**WHAT YOU SHOULD DO:** From the listing below, pull each line that includes "which".

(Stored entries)
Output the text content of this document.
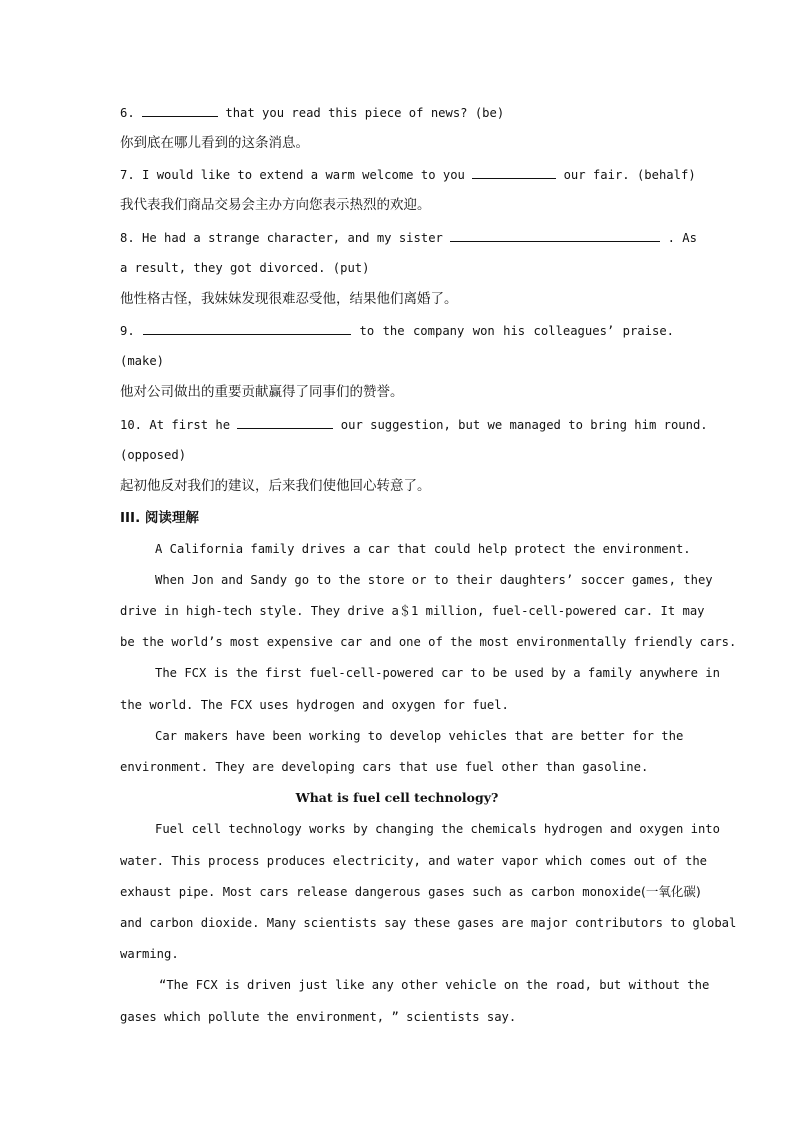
6.	that you read this piece of news? (be)
你到底在哪儿看到的这条消息。
7. I would like to extend a warm welcome to you	our fair. (behalf)
我代表我们商品交易会主办方向您表示热烈的欢迎。
8. He had a strange character, and my sister	. As
a result, they got divorced. (put)
他性格古怪，我妹妹发现很难忍受他，结果他们离婚了。
9.	to the company won his colleagues’ praise.
(make)
他对公司做出的重要贡献赢得了同事们的赞誉。
10. At first he	our suggestion, but we managed to bring him round.
(opposed)
起初他反对我们的建议，后来我们使他回心转意了。
III. 阅读理解
A California family drives a car that could help protect the environment.
When Jon and Sandy go to the store or to their daughters’ soccer games, they
drive in high-tech style. They drive a＄1 million, fuel-cell-powered car. It may
be the world’s most expensive car and one of the most environmentally friendly cars.
The FCX is the first fuel-cell-powered car to be used by a family anywhere in
the world. The FCX uses hydrogen and oxygen for fuel.
Car makers have been working to develop vehicles that are better for the
environment. They are developing cars that use fuel other than gasoline.
What is fuel cell technology?
Fuel cell technology works by changing the chemicals hydrogen and oxygen into
water. This process produces electricity, and water vapor which comes out of the
exhaust pipe. Most cars release dangerous gases such as carbon monoxide(一氧化碳)
and carbon dioxide. Many scientists say these gases are major contributors to global
warming.
“The FCX is driven just like any other vehicle on the road, but without the
gases which pollute the environment, ” scientists say.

**THE RESPONSE:**
water. This process produces electricity, and water vapor which comes out of the
gases which pollute the environment, ” scientists say.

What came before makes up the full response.